§ **Listing**:
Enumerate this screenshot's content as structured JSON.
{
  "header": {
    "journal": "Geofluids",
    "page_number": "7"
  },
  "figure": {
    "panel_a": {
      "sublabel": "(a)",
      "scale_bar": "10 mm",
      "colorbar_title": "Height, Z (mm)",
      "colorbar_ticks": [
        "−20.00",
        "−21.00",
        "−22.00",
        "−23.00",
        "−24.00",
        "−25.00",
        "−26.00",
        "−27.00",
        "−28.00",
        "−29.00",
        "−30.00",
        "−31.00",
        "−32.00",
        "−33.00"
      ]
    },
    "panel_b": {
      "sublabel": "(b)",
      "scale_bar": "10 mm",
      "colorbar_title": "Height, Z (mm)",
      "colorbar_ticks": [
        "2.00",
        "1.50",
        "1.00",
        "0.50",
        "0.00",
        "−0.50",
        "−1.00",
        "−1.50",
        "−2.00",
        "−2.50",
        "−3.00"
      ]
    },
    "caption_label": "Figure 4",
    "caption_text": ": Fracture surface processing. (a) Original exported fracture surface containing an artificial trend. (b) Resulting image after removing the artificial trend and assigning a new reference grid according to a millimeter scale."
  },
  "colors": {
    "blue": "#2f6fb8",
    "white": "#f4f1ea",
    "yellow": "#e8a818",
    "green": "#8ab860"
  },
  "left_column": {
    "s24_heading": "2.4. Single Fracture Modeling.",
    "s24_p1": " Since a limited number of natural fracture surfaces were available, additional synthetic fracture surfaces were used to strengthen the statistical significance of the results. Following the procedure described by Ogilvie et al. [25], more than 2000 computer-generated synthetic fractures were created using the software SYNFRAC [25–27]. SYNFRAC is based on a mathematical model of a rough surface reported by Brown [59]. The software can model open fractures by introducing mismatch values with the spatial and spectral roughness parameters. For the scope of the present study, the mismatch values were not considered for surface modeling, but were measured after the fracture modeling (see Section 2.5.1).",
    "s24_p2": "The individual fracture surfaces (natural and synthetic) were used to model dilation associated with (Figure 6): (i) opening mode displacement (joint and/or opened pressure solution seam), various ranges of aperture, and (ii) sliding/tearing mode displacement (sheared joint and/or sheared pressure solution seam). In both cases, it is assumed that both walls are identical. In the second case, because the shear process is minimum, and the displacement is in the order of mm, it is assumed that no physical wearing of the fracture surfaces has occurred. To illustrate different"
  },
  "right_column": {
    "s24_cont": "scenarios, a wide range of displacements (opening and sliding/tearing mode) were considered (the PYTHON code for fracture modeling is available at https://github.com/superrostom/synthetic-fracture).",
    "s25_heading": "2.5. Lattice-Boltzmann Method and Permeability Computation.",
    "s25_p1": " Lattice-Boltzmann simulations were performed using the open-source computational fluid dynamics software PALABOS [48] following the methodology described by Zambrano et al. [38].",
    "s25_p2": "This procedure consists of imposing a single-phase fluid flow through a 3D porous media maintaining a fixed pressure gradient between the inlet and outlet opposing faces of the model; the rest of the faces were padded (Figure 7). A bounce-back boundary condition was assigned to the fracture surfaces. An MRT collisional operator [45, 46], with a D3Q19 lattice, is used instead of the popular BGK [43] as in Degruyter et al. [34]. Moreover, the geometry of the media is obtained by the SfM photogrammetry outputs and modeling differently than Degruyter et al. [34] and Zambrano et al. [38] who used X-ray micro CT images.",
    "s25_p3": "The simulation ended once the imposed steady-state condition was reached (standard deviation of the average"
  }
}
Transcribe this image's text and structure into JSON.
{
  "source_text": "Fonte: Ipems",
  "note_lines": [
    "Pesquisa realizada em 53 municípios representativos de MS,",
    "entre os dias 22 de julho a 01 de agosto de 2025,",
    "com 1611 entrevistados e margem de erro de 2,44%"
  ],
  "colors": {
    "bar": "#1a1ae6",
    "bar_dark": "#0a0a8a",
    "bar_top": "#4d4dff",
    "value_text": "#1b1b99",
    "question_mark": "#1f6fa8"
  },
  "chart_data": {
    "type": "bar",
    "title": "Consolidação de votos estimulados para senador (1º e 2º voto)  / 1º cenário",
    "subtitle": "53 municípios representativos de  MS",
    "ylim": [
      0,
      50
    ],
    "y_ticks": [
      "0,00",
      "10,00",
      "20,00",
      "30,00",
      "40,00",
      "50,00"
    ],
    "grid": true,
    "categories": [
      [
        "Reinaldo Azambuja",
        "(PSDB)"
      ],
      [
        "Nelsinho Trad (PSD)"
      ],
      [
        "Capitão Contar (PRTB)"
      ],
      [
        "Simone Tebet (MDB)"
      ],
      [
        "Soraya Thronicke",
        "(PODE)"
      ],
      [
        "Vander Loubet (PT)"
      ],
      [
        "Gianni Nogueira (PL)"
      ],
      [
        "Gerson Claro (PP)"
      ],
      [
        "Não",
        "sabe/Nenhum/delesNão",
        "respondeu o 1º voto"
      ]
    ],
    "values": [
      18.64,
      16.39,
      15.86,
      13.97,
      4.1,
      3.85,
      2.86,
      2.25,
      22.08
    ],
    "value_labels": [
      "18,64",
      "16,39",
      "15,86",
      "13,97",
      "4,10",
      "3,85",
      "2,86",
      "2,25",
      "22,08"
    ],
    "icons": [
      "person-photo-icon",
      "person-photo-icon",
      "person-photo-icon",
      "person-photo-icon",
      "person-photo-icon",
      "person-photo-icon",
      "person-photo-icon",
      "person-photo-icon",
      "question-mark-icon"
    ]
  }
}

§ **Problem to work on**: Copy each record from above without leaving any out.

§ **The output**:
Enumerate this screenshot's content as structured JSON.
{
  "header": {
    "journal": "Geofluids",
    "page_number": "7"
  },
  "figure": {
    "panel_a": {
      "sublabel": "(a)",
      "scale_bar": "10 mm",
      "colorbar_title": "Height, Z (mm)",
      "colorbar_ticks": [
        "−20.00",
        "−21.00",
        "−22.00",
        "−23.00",
        "−24.00",
        "−25.00",
        "−26.00",
        "−27.00",
        "−28.00",
        "−29.00",
        "−30.00",
        "−31.00",
        "−32.00",
        "−33.00"
      ]
    },
    "panel_b": {
      "sublabel": "(b)",
      "scale_bar": "10 mm",
      "colorbar_title": "Height, Z (mm)",
      "colorbar_ticks": [
        "2.00",
        "1.50",
        "1.00",
        "0.50",
        "0.00",
        "−0.50",
        "−1.00",
        "−1.50",
        "−2.00",
        "−2.50",
        "−3.00"
      ]
    },
    "caption_label": "Figure 4",
    "caption_text": ": Fracture surface processing. (a) Original exported fracture surface containing an artificial trend. (b) Resulting image after removing the artificial trend and assigning a new reference grid according to a millimeter scale."
  },
  "colors": {
    "blue": "#2f6fb8",
    "white": "#f4f1ea",
    "yellow": "#e8a818",
    "green": "#8ab860"
  },
  "left_column": {
    "s24_heading": "2.4. Single Fracture Modeling.",
    "s24_p1": " Since a limited number of natural fracture surfaces were available, additional synthetic fracture surfaces were used to strengthen the statistical significance of the results. Following the procedure described by Ogilvie et al. [25], more than 2000 computer-generated synthetic fractures were created using the software SYNFRAC [25–27]. SYNFRAC is based on a mathematical model of a rough surface reported by Brown [59]. The software can model open fractures by introducing mismatch values with the spatial and spectral roughness parameters. For the scope of the present study, the mismatch values were not considered for surface modeling, but were measured after the fracture modeling (see Section 2.5.1).",
    "s24_p2": "The individual fracture surfaces (natural and synthetic) were used to model dilation associated with (Figure 6): (i) opening mode displacement (joint and/or opened pressure solution seam), various ranges of aperture, and (ii) sliding/tearing mode displacement (sheared joint and/or sheared pressure solution seam). In both cases, it is assumed that both walls are identical. In the second case, because the shear process is minimum, and the displacement is in the order of mm, it is assumed that no physical wearing of the fracture surfaces has occurred. To illustrate different"
  },
  "right_column": {
    "s24_cont": "scenarios, a wide range of displacements (opening and sliding/tearing mode) were considered (the PYTHON code for fracture modeling is available at https://github.com/superrostom/synthetic-fracture).",
    "s25_heading": "2.5. Lattice-Boltzmann Method and Permeability Computation.",
    "s25_p1": " Lattice-Boltzmann simulations were performed using the open-source computational fluid dynamics software PALABOS [48] following the methodology described by Zambrano et al. [38].",
    "s25_p2": "This procedure consists of imposing a single-phase fluid flow through a 3D porous media maintaining a fixed pressure gradient between the inlet and outlet opposing faces of the model; the rest of the faces were padded (Figure 7). A bounce-back boundary condition was assigned to the fracture surfaces. An MRT collisional operator [45, 46], with a D3Q19 lattice, is used instead of the popular BGK [43] as in Degruyter et al. [34]. Moreover, the geometry of the media is obtained by the SfM photogrammetry outputs and modeling differently than Degruyter et al. [34] and Zambrano et al. [38] who used X-ray micro CT images.",
    "s25_p3": "The simulation ended once the imposed steady-state condition was reached (standard deviation of the average"
  }
}
Transcribe this image's text and structure into JSON.
{
  "source_text": "Fonte: Ipems",
  "note_lines": [
    "Pesquisa realizada em 53 municípios representativos de MS,",
    "entre os dias 22 de julho a 01 de agosto de 2025,",
    "com 1611 entrevistados e margem de erro de 2,44%"
  ],
  "colors": {
    "bar": "#1a1ae6",
    "bar_dark": "#0a0a8a",
    "bar_top": "#4d4dff",
    "value_text": "#1b1b99",
    "question_mark": "#1f6fa8"
  },
  "chart_data": {
    "type": "bar",
    "title": "Consolidação de votos estimulados para senador (1º e 2º voto)  / 1º cenário",
    "subtitle": "53 municípios representativos de  MS",
    "ylim": [
      0,
      50
    ],
    "y_ticks": [
      "0,00",
      "10,00",
      "20,00",
      "30,00",
      "40,00",
      "50,00"
    ],
    "grid": true,
    "categories": [
      [
        "Reinaldo Azambuja",
        "(PSDB)"
      ],
      [
        "Nelsinho Trad (PSD)"
      ],
      [
        "Capitão Contar (PRTB)"
      ],
      [
        "Simone Tebet (MDB)"
      ],
      [
        "Soraya Thronicke",
        "(PODE)"
      ],
      [
        "Vander Loubet (PT)"
      ],
      [
        "Gianni Nogueira (PL)"
      ],
      [
        "Gerson Claro (PP)"
      ],
      [
        "Não",
        "sabe/Nenhum/delesNão",
        "respondeu o 1º voto"
      ]
    ],
    "values": [
      18.64,
      16.39,
      15.86,
      13.97,
      4.1,
      3.85,
      2.86,
      2.25,
      22.08
    ],
    "value_labels": [
      "18,64",
      "16,39",
      "15,86",
      "13,97",
      "4,10",
      "3,85",
      "2,86",
      "2,25",
      "22,08"
    ],
    "icons": [
      "person-photo-icon",
      "person-photo-icon",
      "person-photo-icon",
      "person-photo-icon",
      "person-photo-icon",
      "person-photo-icon",
      "person-photo-icon",
      "person-photo-icon",
      "question-mark-icon"
    ]
  }
}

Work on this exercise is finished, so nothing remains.